Records for this exercise.
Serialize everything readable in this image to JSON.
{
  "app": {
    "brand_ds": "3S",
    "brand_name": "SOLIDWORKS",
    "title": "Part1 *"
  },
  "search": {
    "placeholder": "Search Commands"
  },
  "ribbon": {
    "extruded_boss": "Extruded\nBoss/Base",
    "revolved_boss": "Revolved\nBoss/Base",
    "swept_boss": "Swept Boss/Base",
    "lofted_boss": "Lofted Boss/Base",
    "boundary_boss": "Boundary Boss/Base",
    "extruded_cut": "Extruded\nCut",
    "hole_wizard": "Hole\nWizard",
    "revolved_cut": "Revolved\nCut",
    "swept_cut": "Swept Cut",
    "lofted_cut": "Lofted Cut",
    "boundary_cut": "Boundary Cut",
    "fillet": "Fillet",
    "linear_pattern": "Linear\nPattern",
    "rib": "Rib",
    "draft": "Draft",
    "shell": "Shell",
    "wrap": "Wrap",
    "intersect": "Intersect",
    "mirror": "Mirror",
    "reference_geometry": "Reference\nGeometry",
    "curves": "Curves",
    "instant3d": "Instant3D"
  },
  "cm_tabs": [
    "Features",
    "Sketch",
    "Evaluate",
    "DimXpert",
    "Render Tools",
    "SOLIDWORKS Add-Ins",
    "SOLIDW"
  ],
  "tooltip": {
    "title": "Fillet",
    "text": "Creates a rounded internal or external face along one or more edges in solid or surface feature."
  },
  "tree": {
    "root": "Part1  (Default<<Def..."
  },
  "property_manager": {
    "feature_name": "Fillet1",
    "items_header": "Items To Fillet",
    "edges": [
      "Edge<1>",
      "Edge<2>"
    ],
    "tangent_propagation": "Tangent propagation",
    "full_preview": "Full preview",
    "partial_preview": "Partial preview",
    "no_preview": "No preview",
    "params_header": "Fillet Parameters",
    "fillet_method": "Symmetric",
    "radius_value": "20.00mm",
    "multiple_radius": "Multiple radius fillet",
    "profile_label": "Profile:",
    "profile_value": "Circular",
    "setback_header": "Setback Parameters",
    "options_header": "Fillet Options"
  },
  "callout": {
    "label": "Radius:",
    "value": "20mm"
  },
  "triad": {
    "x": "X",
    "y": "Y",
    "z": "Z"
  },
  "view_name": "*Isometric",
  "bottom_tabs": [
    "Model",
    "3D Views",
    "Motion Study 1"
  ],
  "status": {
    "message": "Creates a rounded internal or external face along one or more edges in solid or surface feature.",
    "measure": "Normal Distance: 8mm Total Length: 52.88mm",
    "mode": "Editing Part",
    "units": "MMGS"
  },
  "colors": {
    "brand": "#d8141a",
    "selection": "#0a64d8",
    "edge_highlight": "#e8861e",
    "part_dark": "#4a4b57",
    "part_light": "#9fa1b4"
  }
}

Problem.
List each line of the entries that holds the string "along".

Result below.
    "text": "Creates a rounded internal or external face along one or more edges in solid or surface feature."
    "message": "Creates a rounded internal or external face along one or more edges in solid or surface feature.",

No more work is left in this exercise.